Records from a collection:
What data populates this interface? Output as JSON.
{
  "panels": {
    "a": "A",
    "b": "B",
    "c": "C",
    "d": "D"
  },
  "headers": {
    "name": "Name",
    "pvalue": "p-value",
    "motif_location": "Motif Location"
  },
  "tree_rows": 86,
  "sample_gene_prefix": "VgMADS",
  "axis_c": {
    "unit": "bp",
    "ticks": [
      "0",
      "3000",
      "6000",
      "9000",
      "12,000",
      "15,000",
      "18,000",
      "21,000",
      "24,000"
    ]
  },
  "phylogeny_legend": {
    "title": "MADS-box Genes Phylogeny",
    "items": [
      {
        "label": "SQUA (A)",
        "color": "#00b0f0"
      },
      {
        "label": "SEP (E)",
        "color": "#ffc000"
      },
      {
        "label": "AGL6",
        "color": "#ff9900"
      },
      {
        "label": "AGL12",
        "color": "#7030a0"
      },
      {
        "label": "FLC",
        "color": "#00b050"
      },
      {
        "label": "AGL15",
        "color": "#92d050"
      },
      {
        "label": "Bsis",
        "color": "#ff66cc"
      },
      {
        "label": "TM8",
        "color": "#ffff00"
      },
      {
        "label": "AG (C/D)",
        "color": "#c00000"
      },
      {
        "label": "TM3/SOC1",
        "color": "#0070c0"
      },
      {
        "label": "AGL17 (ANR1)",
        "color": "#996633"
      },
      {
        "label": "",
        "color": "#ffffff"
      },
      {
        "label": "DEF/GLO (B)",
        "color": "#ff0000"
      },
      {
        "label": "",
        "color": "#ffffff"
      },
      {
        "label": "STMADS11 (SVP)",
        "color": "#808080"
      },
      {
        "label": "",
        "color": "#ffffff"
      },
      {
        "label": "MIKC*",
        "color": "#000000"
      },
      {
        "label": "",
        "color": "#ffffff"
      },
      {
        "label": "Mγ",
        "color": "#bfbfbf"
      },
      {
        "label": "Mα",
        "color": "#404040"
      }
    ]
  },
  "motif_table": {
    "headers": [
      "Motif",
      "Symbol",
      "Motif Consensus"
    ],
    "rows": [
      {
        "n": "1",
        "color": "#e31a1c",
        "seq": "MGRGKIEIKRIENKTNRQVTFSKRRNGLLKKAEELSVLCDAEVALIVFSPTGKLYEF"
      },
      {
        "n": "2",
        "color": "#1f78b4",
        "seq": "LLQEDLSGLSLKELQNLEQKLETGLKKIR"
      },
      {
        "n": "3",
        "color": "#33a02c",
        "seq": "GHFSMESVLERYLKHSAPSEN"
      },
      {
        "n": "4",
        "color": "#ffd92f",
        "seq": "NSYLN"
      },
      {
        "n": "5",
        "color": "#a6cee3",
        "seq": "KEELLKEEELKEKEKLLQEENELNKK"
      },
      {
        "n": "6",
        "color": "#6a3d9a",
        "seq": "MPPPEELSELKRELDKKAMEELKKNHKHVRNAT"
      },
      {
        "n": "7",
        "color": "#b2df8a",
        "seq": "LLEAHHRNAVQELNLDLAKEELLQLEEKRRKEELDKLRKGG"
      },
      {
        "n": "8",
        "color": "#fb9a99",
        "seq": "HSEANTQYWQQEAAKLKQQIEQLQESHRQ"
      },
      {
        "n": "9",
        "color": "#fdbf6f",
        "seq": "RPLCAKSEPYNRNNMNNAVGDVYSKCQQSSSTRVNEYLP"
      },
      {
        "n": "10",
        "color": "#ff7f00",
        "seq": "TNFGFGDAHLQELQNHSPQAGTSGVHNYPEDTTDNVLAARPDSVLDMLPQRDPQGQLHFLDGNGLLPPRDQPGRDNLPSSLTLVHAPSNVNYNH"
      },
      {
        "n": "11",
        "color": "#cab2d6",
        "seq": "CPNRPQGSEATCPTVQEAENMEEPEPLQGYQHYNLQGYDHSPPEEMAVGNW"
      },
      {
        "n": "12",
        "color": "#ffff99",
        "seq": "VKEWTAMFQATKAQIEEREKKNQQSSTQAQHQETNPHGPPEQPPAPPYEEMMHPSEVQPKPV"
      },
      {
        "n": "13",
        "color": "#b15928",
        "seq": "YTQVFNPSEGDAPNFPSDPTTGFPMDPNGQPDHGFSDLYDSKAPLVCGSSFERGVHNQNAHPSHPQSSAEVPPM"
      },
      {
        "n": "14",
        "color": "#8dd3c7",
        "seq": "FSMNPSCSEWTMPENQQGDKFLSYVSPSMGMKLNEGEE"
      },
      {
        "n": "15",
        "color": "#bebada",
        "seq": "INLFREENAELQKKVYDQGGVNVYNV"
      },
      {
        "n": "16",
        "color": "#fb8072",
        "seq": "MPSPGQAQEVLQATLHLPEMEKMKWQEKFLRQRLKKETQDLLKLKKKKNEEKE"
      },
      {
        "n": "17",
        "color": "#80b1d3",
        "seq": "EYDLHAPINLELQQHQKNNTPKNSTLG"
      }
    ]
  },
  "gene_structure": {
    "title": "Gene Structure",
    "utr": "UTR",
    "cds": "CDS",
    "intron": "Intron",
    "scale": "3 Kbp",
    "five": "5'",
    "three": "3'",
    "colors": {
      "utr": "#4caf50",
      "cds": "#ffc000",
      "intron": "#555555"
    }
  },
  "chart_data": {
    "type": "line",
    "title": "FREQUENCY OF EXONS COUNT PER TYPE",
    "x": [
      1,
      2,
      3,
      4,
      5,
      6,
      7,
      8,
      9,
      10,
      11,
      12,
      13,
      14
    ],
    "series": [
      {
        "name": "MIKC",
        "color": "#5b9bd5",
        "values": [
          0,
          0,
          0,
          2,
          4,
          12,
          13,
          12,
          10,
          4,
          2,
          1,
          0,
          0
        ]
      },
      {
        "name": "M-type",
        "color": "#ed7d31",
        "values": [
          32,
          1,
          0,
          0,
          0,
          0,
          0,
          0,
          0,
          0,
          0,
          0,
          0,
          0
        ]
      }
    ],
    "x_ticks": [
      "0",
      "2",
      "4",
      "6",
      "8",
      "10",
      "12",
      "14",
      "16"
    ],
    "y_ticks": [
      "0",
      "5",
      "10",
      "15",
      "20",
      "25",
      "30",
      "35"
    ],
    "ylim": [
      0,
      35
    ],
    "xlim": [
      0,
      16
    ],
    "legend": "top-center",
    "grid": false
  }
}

== Instructions for the task ==
Output the entries above in their entirety, exactly as written.

== Task solution ==
What data populates this interface? Output as JSON.
{
  "panels": {
    "a": "A",
    "b": "B",
    "c": "C",
    "d": "D"
  },
  "headers": {
    "name": "Name",
    "pvalue": "p-value",
    "motif_location": "Motif Location"
  },
  "tree_rows": 86,
  "sample_gene_prefix": "VgMADS",
  "axis_c": {
    "unit": "bp",
    "ticks": [
      "0",
      "3000",
      "6000",
      "9000",
      "12,000",
      "15,000",
      "18,000",
      "21,000",
      "24,000"
    ]
  },
  "phylogeny_legend": {
    "title": "MADS-box Genes Phylogeny",
    "items": [
      {
        "label": "SQUA (A)",
        "color": "#00b0f0"
      },
      {
        "label": "SEP (E)",
        "color": "#ffc000"
      },
      {
        "label": "AGL6",
        "color": "#ff9900"
      },
      {
        "label": "AGL12",
        "color": "#7030a0"
      },
      {
        "label": "FLC",
        "color": "#00b050"
      },
      {
        "label": "AGL15",
        "color": "#92d050"
      },
      {
        "label": "Bsis",
        "color": "#ff66cc"
      },
      {
        "label": "TM8",
        "color": "#ffff00"
      },
      {
        "label": "AG (C/D)",
        "color": "#c00000"
      },
      {
        "label": "TM3/SOC1",
        "color": "#0070c0"
      },
      {
        "label": "AGL17 (ANR1)",
        "color": "#996633"
      },
      {
        "label": "",
        "color": "#ffffff"
      },
      {
        "label": "DEF/GLO (B)",
        "color": "#ff0000"
      },
      {
        "label": "",
        "color": "#ffffff"
      },
      {
        "label": "STMADS11 (SVP)",
        "color": "#808080"
      },
      {
        "label": "",
        "color": "#ffffff"
      },
      {
        "label": "MIKC*",
        "color": "#000000"
      },
      {
        "label": "",
        "color": "#ffffff"
      },
      {
        "label": "Mγ",
        "color": "#bfbfbf"
      },
      {
        "label": "Mα",
        "color": "#404040"
      }
    ]
  },
  "motif_table": {
    "headers": [
      "Motif",
      "Symbol",
      "Motif Consensus"
    ],
    "rows": [
      {
        "n": "1",
        "color": "#e31a1c",
        "seq": "MGRGKIEIKRIENKTNRQVTFSKRRNGLLKKAEELSVLCDAEVALIVFSPTGKLYEF"
      },
      {
        "n": "2",
        "color": "#1f78b4",
        "seq": "LLQEDLSGLSLKELQNLEQKLETGLKKIR"
      },
      {
        "n": "3",
        "color": "#33a02c",
        "seq": "GHFSMESVLERYLKHSAPSEN"
      },
      {
        "n": "4",
        "color": "#ffd92f",
        "seq": "NSYLN"
      },
      {
        "n": "5",
        "color": "#a6cee3",
        "seq": "KEELLKEEELKEKEKLLQEENELNKK"
      },
      {
        "n": "6",
        "color": "#6a3d9a",
        "seq": "MPPPEELSELKRELDKKAMEELKKNHKHVRNAT"
      },
      {
        "n": "7",
        "color": "#b2df8a",
        "seq": "LLEAHHRNAVQELNLDLAKEELLQLEEKRRKEELDKLRKGG"
      },
      {
        "n": "8",
        "color": "#fb9a99",
        "seq": "HSEANTQYWQQEAAKLKQQIEQLQESHRQ"
      },
      {
        "n": "9",
        "color": "#fdbf6f",
        "seq": "RPLCAKSEPYNRNNMNNAVGDVYSKCQQSSSTRVNEYLP"
      },
      {
        "n": "10",
        "color": "#ff7f00",
        "seq": "TNFGFGDAHLQELQNHSPQAGTSGVHNYPEDTTDNVLAARPDSVLDMLPQRDPQGQLHFLDGNGLLPPRDQPGRDNLPSSLTLVHAPSNVNYNH"
      },
      {
        "n": "11",
        "color": "#cab2d6",
        "seq": "CPNRPQGSEATCPTVQEAENMEEPEPLQGYQHYNLQGYDHSPPEEMAVGNW"
      },
      {
        "n": "12",
        "color": "#ffff99",
        "seq": "VKEWTAMFQATKAQIEEREKKNQQSSTQAQHQETNPHGPPEQPPAPPYEEMMHPSEVQPKPV"
      },
      {
        "n": "13",
        "color": "#b15928",
        "seq": "YTQVFNPSEGDAPNFPSDPTTGFPMDPNGQPDHGFSDLYDSKAPLVCGSSFERGVHNQNAHPSHPQSSAEVPPM"
      },
      {
        "n": "14",
        "color": "#8dd3c7",
        "seq": "FSMNPSCSEWTMPENQQGDKFLSYVSPSMGMKLNEGEE"
      },
      {
        "n": "15",
        "color": "#bebada",
        "seq": "INLFREENAELQKKVYDQGGVNVYNV"
      },
      {
        "n": "16",
        "color": "#fb8072",
        "seq": "MPSPGQAQEVLQATLHLPEMEKMKWQEKFLRQRLKKETQDLLKLKKKKNEEKE"
      },
      {
        "n": "17",
        "color": "#80b1d3",
        "seq": "EYDLHAPINLELQQHQKNNTPKNSTLG"
      }
    ]
  },
  "gene_structure": {
    "title": "Gene Structure",
    "utr": "UTR",
    "cds": "CDS",
    "intron": "Intron",
    "scale": "3 Kbp",
    "five": "5'",
    "three": "3'",
    "colors": {
      "utr": "#4caf50",
      "cds": "#ffc000",
      "intron": "#555555"
    }
  },
  "chart_data": {
    "type": "line",
    "title": "FREQUENCY OF EXONS COUNT PER TYPE",
    "x": [
      1,
      2,
      3,
      4,
      5,
      6,
      7,
      8,
      9,
      10,
      11,
      12,
      13,
      14
    ],
    "series": [
      {
        "name": "MIKC",
        "color": "#5b9bd5",
        "values": [
          0,
          0,
          0,
          2,
          4,
          12,
          13,
          12,
          10,
          4,
          2,
          1,
          0,
          0
        ]
      },
      {
        "name": "M-type",
        "color": "#ed7d31",
        "values": [
          32,
          1,
          0,
          0,
          0,
          0,
          0,
          0,
          0,
          0,
          0,
          0,
          0,
          0
        ]
      }
    ],
    "x_ticks": [
      "0",
      "2",
      "4",
      "6",
      "8",
      "10",
      "12",
      "14",
      "16"
    ],
    "y_ticks": [
      "0",
      "5",
      "10",
      "15",
      "20",
      "25",
      "30",
      "35"
    ],
    "ylim": [
      0,
      35
    ],
    "xlim": [
      0,
      16
    ],
    "legend": "top-center",
    "grid": false
  }
}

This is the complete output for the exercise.